(Figure dataset records)
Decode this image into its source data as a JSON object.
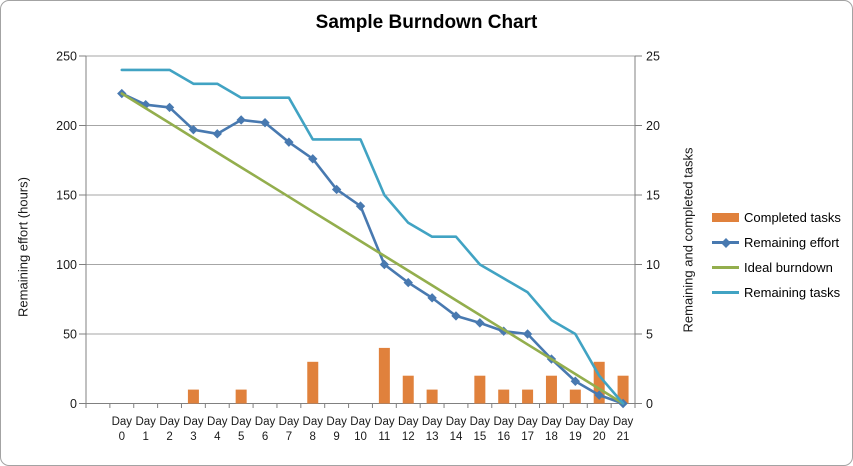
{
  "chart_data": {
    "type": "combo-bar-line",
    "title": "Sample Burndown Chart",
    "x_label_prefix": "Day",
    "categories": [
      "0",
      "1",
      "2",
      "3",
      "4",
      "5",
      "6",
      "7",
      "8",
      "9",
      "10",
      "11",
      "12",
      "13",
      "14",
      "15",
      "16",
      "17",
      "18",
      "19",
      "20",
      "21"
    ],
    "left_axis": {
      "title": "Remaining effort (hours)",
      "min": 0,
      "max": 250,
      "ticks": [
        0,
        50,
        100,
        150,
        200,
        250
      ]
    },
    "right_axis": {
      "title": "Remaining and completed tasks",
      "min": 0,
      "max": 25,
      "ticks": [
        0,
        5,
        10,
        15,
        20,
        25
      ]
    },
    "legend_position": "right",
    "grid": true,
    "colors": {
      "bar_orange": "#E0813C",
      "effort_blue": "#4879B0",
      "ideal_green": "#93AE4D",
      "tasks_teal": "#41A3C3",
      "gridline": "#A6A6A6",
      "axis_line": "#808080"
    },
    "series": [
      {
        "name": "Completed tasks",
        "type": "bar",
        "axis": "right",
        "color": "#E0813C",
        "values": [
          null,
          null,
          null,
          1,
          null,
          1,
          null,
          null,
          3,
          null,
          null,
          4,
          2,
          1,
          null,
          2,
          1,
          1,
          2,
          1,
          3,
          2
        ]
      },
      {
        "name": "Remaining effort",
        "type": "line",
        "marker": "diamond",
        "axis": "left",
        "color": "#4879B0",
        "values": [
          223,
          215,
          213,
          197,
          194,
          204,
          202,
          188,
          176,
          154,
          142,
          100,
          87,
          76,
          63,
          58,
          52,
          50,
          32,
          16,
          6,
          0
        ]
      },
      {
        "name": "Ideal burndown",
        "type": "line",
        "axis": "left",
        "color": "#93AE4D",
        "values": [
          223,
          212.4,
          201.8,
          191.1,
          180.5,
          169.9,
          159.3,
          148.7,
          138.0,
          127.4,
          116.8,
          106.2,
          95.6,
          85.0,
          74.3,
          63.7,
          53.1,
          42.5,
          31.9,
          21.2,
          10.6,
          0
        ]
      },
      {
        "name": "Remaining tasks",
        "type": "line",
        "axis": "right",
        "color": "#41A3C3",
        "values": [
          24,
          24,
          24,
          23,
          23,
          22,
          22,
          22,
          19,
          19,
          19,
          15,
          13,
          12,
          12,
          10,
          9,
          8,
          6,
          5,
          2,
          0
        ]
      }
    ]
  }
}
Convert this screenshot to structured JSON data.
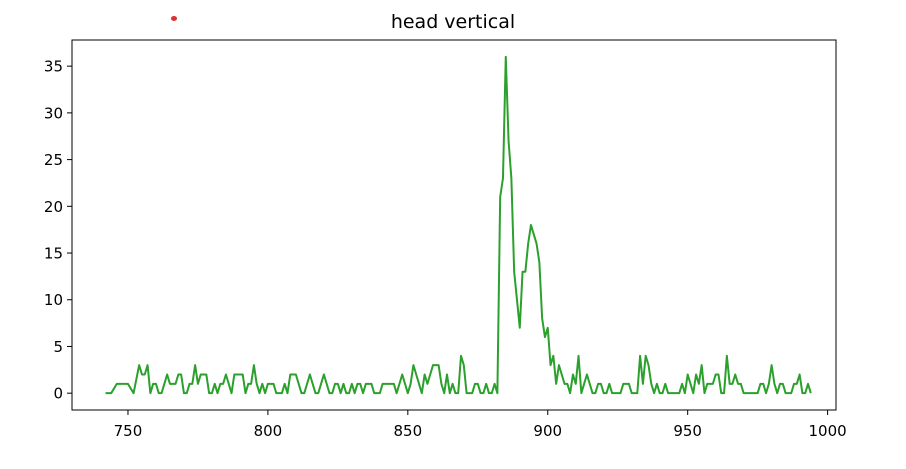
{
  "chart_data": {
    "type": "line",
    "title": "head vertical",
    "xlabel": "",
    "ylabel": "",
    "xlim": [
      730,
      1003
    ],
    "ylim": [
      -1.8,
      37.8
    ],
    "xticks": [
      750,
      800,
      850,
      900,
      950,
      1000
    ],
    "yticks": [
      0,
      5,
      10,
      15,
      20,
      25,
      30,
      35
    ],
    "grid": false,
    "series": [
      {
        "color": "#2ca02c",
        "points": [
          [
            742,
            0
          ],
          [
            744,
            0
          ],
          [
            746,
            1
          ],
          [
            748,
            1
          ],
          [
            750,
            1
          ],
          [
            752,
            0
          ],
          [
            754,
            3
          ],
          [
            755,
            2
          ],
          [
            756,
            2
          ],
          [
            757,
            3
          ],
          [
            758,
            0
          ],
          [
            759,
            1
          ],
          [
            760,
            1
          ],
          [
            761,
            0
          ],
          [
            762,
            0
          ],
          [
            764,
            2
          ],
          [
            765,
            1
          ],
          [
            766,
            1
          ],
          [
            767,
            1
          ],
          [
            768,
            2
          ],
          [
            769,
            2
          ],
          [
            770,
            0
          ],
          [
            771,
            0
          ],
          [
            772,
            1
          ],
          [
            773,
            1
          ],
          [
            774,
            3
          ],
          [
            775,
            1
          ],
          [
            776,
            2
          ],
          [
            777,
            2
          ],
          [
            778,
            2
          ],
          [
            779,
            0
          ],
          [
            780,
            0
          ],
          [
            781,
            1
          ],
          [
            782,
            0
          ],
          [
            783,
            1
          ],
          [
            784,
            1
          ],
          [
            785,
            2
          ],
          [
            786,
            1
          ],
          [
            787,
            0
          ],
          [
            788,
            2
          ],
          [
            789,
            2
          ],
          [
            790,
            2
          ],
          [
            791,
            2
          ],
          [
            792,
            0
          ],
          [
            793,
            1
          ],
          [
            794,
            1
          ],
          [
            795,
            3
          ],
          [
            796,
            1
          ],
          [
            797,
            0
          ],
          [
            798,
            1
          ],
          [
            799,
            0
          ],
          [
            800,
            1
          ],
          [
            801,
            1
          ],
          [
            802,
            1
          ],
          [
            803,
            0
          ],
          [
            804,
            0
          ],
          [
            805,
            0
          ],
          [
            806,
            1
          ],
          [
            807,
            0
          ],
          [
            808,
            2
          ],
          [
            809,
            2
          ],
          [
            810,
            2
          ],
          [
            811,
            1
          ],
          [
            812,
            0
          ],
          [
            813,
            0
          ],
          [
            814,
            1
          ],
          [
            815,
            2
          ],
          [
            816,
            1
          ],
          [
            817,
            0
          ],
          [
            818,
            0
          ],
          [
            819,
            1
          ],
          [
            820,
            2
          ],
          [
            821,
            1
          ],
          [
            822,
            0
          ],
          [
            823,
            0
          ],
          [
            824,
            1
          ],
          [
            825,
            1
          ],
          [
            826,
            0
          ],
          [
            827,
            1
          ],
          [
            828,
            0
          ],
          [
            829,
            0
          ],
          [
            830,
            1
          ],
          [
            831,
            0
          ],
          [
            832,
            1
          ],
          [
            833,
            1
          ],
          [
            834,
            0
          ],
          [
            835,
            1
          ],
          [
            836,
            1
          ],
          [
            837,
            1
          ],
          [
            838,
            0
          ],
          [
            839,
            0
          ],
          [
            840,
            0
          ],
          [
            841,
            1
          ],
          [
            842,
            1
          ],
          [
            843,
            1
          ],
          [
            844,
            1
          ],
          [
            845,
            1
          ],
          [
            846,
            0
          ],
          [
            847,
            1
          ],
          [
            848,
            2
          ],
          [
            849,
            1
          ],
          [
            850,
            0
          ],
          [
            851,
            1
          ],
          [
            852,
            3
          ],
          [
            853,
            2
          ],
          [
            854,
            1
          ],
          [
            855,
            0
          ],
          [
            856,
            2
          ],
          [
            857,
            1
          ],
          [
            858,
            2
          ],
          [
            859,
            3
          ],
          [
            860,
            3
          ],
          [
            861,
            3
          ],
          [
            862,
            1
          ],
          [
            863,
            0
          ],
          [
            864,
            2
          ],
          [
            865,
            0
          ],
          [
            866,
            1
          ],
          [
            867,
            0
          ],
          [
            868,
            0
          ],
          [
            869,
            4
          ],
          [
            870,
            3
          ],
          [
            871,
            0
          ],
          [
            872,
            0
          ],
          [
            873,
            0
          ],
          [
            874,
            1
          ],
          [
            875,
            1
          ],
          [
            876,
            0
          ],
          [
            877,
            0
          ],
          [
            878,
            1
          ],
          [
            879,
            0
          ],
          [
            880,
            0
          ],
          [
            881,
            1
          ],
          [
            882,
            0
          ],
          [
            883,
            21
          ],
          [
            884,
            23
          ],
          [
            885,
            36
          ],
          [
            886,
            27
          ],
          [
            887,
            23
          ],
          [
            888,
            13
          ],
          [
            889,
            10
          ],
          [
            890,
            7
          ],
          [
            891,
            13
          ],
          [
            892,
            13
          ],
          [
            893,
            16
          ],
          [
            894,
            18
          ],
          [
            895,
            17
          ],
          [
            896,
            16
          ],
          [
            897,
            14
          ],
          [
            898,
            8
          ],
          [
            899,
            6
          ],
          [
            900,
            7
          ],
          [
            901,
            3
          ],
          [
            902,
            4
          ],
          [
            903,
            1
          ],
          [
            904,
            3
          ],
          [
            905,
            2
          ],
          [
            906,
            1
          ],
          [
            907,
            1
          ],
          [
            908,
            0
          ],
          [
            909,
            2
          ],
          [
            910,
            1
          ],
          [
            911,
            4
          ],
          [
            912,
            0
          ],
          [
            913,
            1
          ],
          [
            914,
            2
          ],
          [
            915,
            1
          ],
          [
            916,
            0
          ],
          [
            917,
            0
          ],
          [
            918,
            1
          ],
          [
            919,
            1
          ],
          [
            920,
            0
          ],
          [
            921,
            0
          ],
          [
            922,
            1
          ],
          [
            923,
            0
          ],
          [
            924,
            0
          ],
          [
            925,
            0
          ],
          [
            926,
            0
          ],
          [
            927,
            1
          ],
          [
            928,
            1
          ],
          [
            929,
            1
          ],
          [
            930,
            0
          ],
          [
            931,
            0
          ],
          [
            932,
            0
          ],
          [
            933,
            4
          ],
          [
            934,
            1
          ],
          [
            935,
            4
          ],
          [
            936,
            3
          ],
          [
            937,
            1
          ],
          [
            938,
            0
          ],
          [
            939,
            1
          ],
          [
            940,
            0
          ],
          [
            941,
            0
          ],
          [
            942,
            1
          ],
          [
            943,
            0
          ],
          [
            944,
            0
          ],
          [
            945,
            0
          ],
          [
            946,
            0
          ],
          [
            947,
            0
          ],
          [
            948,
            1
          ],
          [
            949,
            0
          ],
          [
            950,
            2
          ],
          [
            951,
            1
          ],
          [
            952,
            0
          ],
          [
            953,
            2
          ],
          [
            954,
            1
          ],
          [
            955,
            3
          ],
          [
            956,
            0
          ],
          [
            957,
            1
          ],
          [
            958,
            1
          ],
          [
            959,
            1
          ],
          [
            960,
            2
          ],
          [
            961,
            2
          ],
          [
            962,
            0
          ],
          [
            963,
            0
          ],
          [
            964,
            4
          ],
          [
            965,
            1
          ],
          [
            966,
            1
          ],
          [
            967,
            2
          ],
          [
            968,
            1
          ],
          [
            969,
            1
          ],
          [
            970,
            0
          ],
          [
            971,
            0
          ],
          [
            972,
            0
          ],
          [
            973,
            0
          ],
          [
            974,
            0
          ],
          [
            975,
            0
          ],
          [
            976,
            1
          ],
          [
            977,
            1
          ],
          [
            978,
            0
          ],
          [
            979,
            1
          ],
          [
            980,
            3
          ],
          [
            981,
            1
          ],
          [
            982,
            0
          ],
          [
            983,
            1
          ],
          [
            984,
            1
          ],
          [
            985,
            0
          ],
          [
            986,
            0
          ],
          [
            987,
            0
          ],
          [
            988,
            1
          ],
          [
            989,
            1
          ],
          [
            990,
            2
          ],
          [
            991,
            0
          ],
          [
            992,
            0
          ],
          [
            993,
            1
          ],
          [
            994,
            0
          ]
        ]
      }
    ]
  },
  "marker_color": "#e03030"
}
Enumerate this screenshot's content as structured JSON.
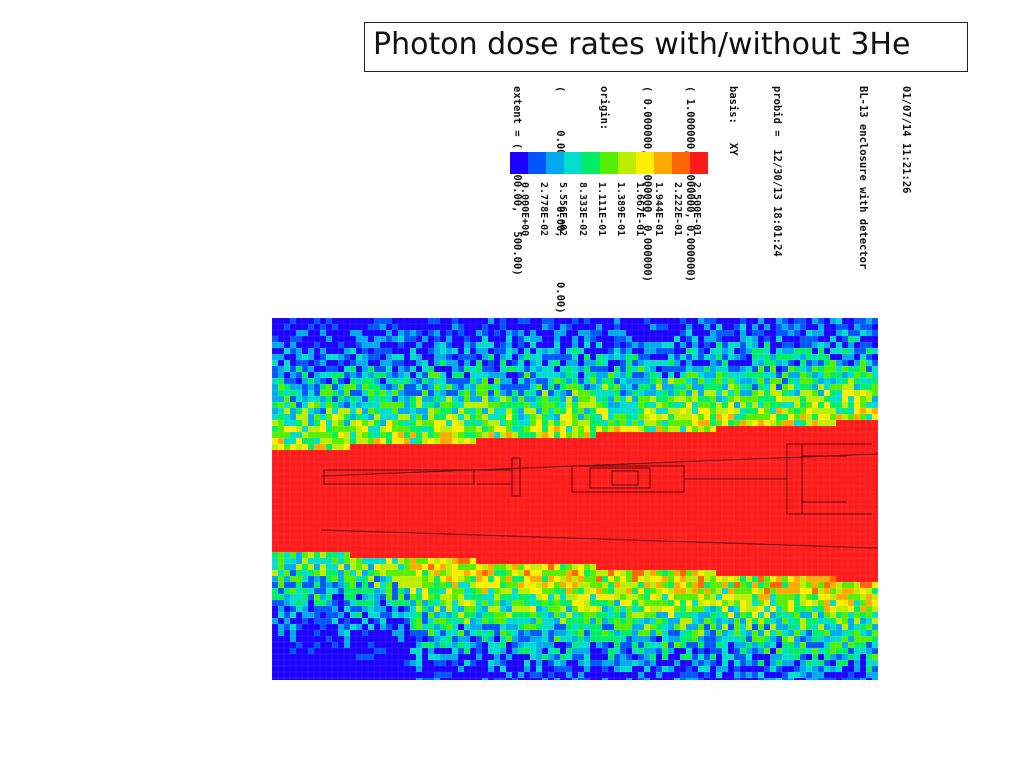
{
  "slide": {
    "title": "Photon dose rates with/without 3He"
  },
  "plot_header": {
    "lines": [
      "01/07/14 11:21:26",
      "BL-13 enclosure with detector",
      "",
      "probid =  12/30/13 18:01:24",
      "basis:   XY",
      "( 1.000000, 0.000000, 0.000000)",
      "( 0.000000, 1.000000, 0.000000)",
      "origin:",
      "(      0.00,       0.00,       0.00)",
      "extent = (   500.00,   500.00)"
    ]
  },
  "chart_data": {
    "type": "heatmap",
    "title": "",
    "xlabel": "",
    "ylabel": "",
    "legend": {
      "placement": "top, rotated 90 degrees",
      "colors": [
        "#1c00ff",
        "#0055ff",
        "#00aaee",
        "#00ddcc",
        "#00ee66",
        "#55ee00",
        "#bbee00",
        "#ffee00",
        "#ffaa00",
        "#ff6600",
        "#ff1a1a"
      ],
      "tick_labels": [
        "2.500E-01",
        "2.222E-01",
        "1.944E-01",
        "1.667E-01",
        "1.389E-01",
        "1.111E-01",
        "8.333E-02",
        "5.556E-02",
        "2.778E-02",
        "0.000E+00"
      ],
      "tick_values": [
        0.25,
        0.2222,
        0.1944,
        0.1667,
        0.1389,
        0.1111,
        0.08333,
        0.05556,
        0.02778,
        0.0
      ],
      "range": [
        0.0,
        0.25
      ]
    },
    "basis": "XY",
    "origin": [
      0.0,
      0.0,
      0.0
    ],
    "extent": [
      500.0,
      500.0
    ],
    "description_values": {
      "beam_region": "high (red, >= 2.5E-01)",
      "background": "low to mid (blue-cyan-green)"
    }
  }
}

## AIM
Find "screenshot". Copy every line it occurs in.

## ANSWER TO THIS TASK
Convert this screenshot to structured JSON data.
Enumerate this screenshot's content as structured JSON.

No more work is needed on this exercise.